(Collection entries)

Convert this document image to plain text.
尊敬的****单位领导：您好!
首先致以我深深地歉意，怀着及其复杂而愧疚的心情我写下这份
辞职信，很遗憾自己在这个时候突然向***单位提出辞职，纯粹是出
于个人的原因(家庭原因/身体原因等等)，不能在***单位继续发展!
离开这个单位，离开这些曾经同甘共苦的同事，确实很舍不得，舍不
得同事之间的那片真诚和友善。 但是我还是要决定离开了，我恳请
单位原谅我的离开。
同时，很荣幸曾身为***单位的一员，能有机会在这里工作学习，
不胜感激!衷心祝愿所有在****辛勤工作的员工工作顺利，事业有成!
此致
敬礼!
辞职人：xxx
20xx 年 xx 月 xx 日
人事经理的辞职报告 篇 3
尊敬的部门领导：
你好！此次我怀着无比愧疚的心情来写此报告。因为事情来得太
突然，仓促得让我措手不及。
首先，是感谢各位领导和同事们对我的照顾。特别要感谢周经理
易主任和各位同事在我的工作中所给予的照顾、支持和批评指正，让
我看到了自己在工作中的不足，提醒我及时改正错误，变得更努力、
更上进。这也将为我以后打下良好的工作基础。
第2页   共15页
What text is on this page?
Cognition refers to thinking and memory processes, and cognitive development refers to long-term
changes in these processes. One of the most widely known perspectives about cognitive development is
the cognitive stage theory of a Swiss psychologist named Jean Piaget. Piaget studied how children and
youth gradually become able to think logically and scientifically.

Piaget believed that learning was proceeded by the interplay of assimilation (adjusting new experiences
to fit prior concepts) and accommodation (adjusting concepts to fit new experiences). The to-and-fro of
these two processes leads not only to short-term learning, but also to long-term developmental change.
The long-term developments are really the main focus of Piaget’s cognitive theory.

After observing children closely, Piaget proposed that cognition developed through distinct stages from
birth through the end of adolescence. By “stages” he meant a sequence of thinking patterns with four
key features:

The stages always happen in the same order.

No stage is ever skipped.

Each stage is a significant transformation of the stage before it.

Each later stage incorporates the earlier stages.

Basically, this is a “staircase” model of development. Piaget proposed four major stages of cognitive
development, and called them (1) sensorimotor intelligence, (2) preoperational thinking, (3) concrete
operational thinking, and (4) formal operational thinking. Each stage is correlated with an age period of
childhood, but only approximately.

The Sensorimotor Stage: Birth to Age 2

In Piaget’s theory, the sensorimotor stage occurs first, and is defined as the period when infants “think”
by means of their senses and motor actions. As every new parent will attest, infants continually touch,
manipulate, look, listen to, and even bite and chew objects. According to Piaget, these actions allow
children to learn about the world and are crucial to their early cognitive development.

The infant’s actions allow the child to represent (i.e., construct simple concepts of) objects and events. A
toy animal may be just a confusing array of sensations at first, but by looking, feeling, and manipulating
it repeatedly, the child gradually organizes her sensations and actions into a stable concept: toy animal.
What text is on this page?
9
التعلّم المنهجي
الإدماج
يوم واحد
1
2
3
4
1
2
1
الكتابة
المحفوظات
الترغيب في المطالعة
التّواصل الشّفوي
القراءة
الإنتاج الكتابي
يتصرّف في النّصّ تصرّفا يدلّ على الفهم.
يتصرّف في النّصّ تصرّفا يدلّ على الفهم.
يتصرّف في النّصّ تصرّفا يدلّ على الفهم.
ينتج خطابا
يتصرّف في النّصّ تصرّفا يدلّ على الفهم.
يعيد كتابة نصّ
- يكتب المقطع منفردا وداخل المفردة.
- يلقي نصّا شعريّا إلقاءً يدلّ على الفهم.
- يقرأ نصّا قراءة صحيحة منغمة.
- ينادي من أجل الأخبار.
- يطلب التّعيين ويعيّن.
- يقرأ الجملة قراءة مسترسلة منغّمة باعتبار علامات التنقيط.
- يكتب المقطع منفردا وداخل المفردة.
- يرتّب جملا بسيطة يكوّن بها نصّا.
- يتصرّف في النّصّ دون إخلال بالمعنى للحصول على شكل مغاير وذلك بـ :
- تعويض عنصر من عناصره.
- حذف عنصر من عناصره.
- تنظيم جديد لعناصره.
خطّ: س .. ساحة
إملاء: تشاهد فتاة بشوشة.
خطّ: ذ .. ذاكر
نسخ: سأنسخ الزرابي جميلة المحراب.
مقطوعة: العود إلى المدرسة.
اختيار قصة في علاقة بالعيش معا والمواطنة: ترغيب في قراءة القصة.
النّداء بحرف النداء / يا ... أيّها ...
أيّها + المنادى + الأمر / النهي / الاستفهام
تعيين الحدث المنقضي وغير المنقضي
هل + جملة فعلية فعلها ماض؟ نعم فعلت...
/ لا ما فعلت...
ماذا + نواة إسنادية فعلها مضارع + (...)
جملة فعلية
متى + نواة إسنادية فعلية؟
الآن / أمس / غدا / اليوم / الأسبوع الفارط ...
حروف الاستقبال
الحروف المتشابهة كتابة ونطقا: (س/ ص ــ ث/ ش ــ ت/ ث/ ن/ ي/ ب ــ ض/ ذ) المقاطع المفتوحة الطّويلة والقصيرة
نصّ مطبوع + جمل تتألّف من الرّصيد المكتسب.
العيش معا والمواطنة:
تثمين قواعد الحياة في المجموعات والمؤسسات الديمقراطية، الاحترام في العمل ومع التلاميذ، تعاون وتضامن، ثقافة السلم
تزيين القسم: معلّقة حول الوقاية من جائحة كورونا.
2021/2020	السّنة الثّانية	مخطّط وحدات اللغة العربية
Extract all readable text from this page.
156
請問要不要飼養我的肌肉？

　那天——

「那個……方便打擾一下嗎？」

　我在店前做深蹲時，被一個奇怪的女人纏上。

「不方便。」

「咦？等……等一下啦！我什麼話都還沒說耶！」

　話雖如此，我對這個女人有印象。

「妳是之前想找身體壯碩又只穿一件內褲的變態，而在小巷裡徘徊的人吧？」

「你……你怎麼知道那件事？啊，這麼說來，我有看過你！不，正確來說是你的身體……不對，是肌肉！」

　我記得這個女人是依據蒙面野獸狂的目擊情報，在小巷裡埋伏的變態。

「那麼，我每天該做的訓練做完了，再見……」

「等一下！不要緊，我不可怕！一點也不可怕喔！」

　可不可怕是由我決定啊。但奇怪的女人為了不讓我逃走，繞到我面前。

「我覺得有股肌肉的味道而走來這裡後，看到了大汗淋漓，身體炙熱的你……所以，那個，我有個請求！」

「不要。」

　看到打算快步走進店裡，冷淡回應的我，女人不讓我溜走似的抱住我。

■ **PROBLEM DESCRIPTION**
Pick out each line that holds the string "فعلت".

■ **WORKED SOLUTION**
هل + جملة فعلية فعلها ماض؟ نعم فعلت...
/ لا ما فعلت...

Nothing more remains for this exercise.